** What the task requires **
Exclude images, then output the remaining data verbatim.

** Data to process **
....

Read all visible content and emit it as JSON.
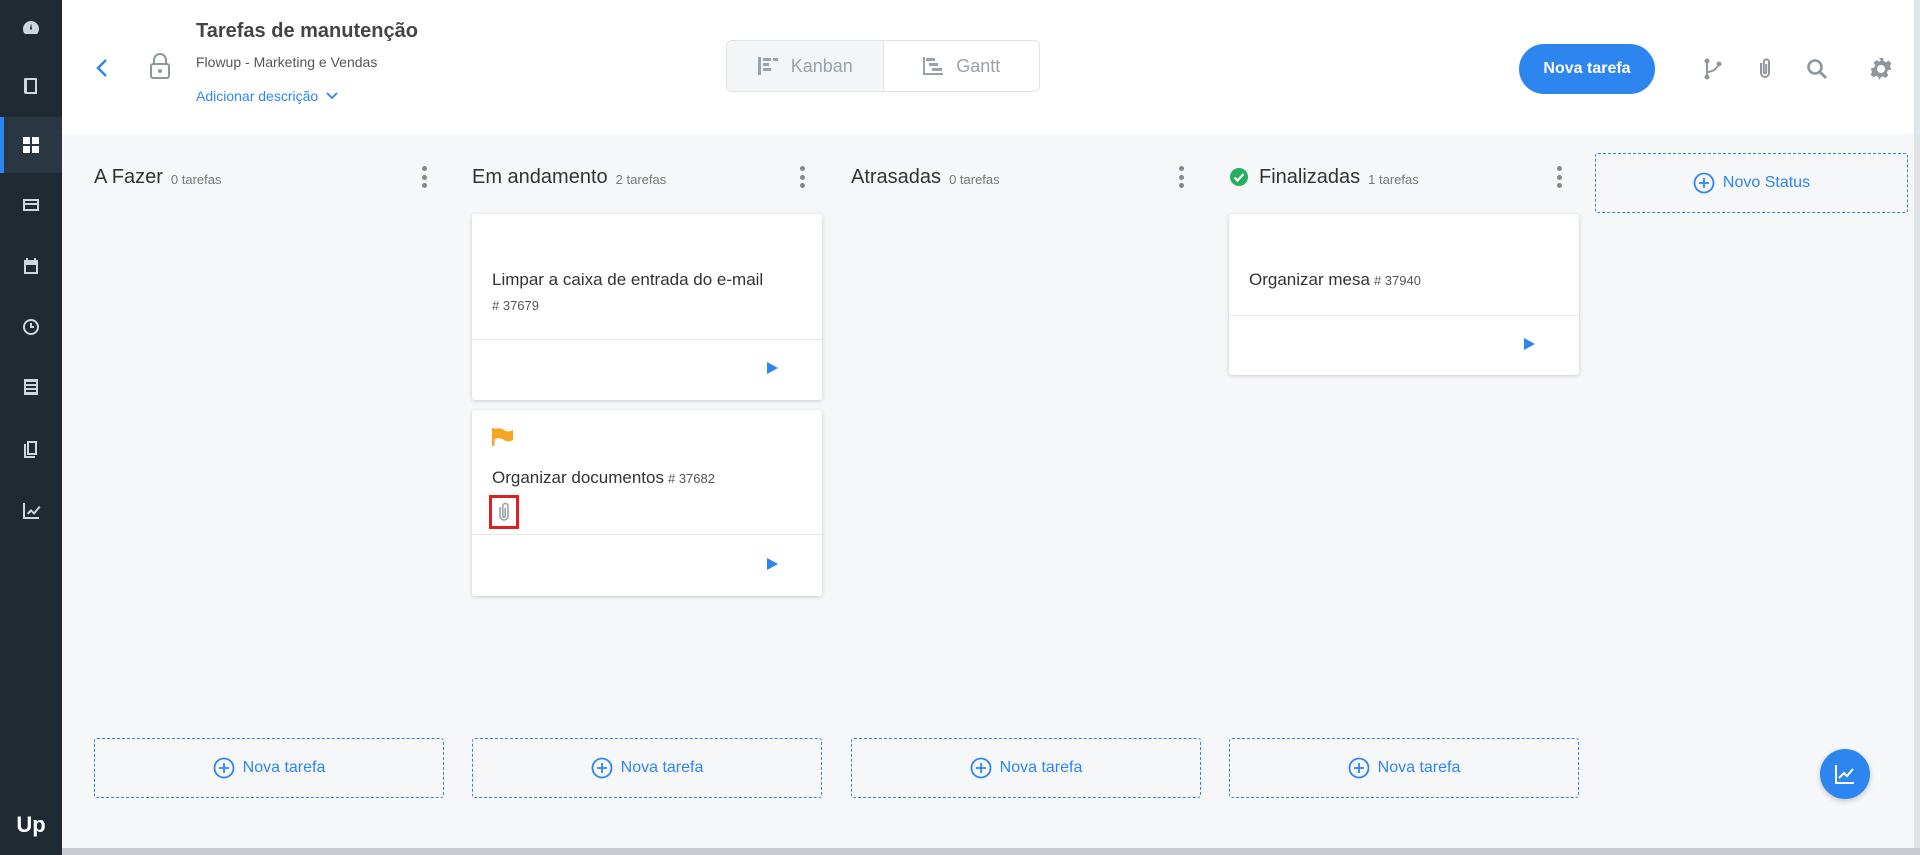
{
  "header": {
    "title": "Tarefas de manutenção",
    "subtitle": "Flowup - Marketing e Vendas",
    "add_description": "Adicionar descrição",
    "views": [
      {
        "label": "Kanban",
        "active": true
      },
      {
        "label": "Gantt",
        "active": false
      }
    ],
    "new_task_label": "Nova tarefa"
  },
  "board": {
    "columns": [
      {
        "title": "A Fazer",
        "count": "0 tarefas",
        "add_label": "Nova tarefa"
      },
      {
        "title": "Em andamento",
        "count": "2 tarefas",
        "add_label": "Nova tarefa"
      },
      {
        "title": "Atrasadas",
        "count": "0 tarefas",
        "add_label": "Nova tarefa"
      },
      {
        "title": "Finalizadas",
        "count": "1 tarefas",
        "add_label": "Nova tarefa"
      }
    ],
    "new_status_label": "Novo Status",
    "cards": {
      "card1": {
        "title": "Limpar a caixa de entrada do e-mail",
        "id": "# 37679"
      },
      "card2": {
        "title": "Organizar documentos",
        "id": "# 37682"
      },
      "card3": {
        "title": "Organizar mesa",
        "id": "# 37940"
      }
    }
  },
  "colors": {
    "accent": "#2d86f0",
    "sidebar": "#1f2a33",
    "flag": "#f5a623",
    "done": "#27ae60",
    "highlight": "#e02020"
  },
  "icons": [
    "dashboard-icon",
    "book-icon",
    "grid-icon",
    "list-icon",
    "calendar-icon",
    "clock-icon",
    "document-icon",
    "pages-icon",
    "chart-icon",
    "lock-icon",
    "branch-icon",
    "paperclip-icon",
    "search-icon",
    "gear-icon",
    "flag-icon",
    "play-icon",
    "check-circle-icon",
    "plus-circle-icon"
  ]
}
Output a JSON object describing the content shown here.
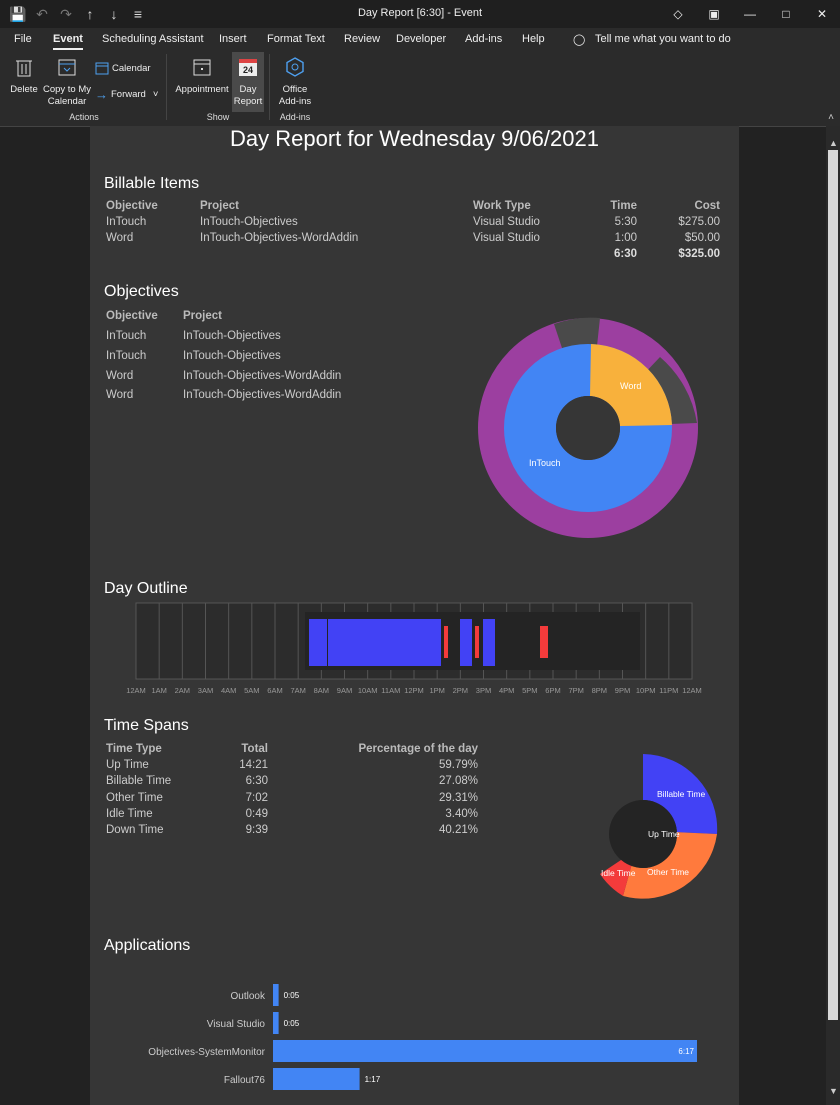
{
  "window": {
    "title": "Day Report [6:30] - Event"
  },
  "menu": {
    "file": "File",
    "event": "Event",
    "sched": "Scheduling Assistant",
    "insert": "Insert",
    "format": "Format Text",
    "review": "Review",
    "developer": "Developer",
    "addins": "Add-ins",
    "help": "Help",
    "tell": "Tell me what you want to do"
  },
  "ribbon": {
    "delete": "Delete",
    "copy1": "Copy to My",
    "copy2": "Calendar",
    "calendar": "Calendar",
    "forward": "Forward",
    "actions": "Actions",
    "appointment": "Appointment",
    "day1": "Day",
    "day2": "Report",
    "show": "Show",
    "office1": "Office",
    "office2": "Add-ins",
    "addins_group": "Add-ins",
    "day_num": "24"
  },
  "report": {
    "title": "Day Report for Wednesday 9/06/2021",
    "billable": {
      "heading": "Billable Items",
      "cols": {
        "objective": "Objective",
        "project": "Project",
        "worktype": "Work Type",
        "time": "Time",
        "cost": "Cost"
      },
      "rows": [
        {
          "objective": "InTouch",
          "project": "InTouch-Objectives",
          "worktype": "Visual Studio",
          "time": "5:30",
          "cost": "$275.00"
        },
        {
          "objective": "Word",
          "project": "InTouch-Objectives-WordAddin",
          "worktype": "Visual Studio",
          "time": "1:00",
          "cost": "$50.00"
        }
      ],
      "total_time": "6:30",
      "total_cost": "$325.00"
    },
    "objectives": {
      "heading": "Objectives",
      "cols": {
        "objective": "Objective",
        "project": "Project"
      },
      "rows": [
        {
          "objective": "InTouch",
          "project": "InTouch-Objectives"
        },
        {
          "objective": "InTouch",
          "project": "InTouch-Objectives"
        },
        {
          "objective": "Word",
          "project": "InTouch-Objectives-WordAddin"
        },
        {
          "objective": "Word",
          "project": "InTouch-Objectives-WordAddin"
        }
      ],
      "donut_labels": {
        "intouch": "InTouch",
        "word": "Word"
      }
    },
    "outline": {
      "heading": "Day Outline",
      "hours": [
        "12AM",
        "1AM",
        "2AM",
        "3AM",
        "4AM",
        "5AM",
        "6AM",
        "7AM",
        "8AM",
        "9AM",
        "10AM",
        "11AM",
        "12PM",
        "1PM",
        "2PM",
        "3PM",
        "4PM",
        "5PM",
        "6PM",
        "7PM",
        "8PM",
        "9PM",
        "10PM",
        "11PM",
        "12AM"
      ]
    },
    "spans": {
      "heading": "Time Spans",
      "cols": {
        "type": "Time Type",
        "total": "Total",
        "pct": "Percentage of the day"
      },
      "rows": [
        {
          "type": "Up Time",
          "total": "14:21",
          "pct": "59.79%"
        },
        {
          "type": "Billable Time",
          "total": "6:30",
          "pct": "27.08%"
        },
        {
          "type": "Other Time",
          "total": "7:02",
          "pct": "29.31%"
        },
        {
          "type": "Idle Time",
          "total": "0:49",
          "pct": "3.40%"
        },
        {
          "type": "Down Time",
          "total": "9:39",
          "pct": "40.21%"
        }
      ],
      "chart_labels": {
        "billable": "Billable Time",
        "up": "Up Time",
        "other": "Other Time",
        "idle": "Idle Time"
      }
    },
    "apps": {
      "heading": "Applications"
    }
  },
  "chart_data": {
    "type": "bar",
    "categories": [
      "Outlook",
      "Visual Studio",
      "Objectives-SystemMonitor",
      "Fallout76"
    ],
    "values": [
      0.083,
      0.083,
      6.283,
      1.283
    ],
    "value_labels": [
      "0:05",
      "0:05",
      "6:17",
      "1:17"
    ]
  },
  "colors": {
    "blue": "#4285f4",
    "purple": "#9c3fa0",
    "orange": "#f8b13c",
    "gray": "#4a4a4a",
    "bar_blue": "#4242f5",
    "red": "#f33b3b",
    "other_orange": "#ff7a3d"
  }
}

....

** Written solution **
Read all visible content and emit it as JSON.
{
  "header": {
    "title": "Tarefas de manutenção",
    "subtitle": "Flowup - Marketing e Vendas",
    "add_description": "Adicionar descrição",
    "views": [
      {
        "label": "Kanban",
        "active": true
      },
      {
        "label": "Gantt",
        "active": false
      }
    ],
    "new_task_label": "Nova tarefa"
  },
  "board": {
    "columns": [
      {
        "title": "A Fazer",
        "count": "0 tarefas",
        "add_label": "Nova tarefa"
      },
      {
        "title": "Em andamento",
        "count": "2 tarefas",
        "add_label": "Nova tarefa"
      },
      {
        "title": "Atrasadas",
        "count": "0 tarefas",
        "add_label": "Nova tarefa"
      },
      {
        "title": "Finalizadas",
        "count": "1 tarefas",
        "add_label": "Nova tarefa"
      }
    ],
    "new_status_label": "Novo Status",
    "cards": {
      "card1": {
        "title": "Limpar a caixa de entrada do e-mail",
        "id": "# 37679"
      },
      "card2": {
        "title": "Organizar documentos",
        "id": "# 37682"
      },
      "card3": {
        "title": "Organizar mesa",
        "id": "# 37940"
      }
    }
  },
  "colors": {
    "accent": "#2d86f0",
    "sidebar": "#1f2a33",
    "flag": "#f5a623",
    "done": "#27ae60",
    "highlight": "#e02020"
  },
  "icons": [
    "dashboard-icon",
    "book-icon",
    "grid-icon",
    "list-icon",
    "calendar-icon",
    "clock-icon",
    "document-icon",
    "pages-icon",
    "chart-icon",
    "lock-icon",
    "branch-icon",
    "paperclip-icon",
    "search-icon",
    "gear-icon",
    "flag-icon",
    "play-icon",
    "check-circle-icon",
    "plus-circle-icon"
  ]
}
Output a JSON object describing the content shown here.
{
  "window": {
    "title": "Day Report [6:30] - Event"
  },
  "menu": {
    "file": "File",
    "event": "Event",
    "sched": "Scheduling Assistant",
    "insert": "Insert",
    "format": "Format Text",
    "review": "Review",
    "developer": "Developer",
    "addins": "Add-ins",
    "help": "Help",
    "tell": "Tell me what you want to do"
  },
  "ribbon": {
    "delete": "Delete",
    "copy1": "Copy to My",
    "copy2": "Calendar",
    "calendar": "Calendar",
    "forward": "Forward",
    "actions": "Actions",
    "appointment": "Appointment",
    "day1": "Day",
    "day2": "Report",
    "show": "Show",
    "office1": "Office",
    "office2": "Add-ins",
    "addins_group": "Add-ins",
    "day_num": "24"
  },
  "report": {
    "title": "Day Report for Wednesday 9/06/2021",
    "billable": {
      "heading": "Billable Items",
      "cols": {
        "objective": "Objective",
        "project": "Project",
        "worktype": "Work Type",
        "time": "Time",
        "cost": "Cost"
      },
      "rows": [
        {
          "objective": "InTouch",
          "project": "InTouch-Objectives",
          "worktype": "Visual Studio",
          "time": "5:30",
          "cost": "$275.00"
        },
        {
          "objective": "Word",
          "project": "InTouch-Objectives-WordAddin",
          "worktype": "Visual Studio",
          "time": "1:00",
          "cost": "$50.00"
        }
      ],
      "total_time": "6:30",
      "total_cost": "$325.00"
    },
    "objectives": {
      "heading": "Objectives",
      "cols": {
        "objective": "Objective",
        "project": "Project"
      },
      "rows": [
        {
          "objective": "InTouch",
          "project": "InTouch-Objectives"
        },
        {
          "objective": "InTouch",
          "project": "InTouch-Objectives"
        },
        {
          "objective": "Word",
          "project": "InTouch-Objectives-WordAddin"
        },
        {
          "objective": "Word",
          "project": "InTouch-Objectives-WordAddin"
        }
      ],
      "donut_labels": {
        "intouch": "InTouch",
        "word": "Word"
      }
    },
    "outline": {
      "heading": "Day Outline",
      "hours": [
        "12AM",
        "1AM",
        "2AM",
        "3AM",
        "4AM",
        "5AM",
        "6AM",
        "7AM",
        "8AM",
        "9AM",
        "10AM",
        "11AM",
        "12PM",
        "1PM",
        "2PM",
        "3PM",
        "4PM",
        "5PM",
        "6PM",
        "7PM",
        "8PM",
        "9PM",
        "10PM",
        "11PM",
        "12AM"
      ]
    },
    "spans": {
      "heading": "Time Spans",
      "cols": {
        "type": "Time Type",
        "total": "Total",
        "pct": "Percentage of the day"
      },
      "rows": [
        {
          "type": "Up Time",
          "total": "14:21",
          "pct": "59.79%"
        },
        {
          "type": "Billable Time",
          "total": "6:30",
          "pct": "27.08%"
        },
        {
          "type": "Other Time",
          "total": "7:02",
          "pct": "29.31%"
        },
        {
          "type": "Idle Time",
          "total": "0:49",
          "pct": "3.40%"
        },
        {
          "type": "Down Time",
          "total": "9:39",
          "pct": "40.21%"
        }
      ],
      "chart_labels": {
        "billable": "Billable Time",
        "up": "Up Time",
        "other": "Other Time",
        "idle": "Idle Time"
      }
    },
    "apps": {
      "heading": "Applications"
    }
  },
  "chart_data": {
    "type": "bar",
    "categories": [
      "Outlook",
      "Visual Studio",
      "Objectives-SystemMonitor",
      "Fallout76"
    ],
    "values": [
      0.083,
      0.083,
      6.283,
      1.283
    ],
    "value_labels": [
      "0:05",
      "0:05",
      "6:17",
      "1:17"
    ]
  },
  "colors": {
    "blue": "#4285f4",
    "purple": "#9c3fa0",
    "orange": "#f8b13c",
    "gray": "#4a4a4a",
    "bar_blue": "#4242f5",
    "red": "#f33b3b",
    "other_orange": "#ff7a3d"
  }
}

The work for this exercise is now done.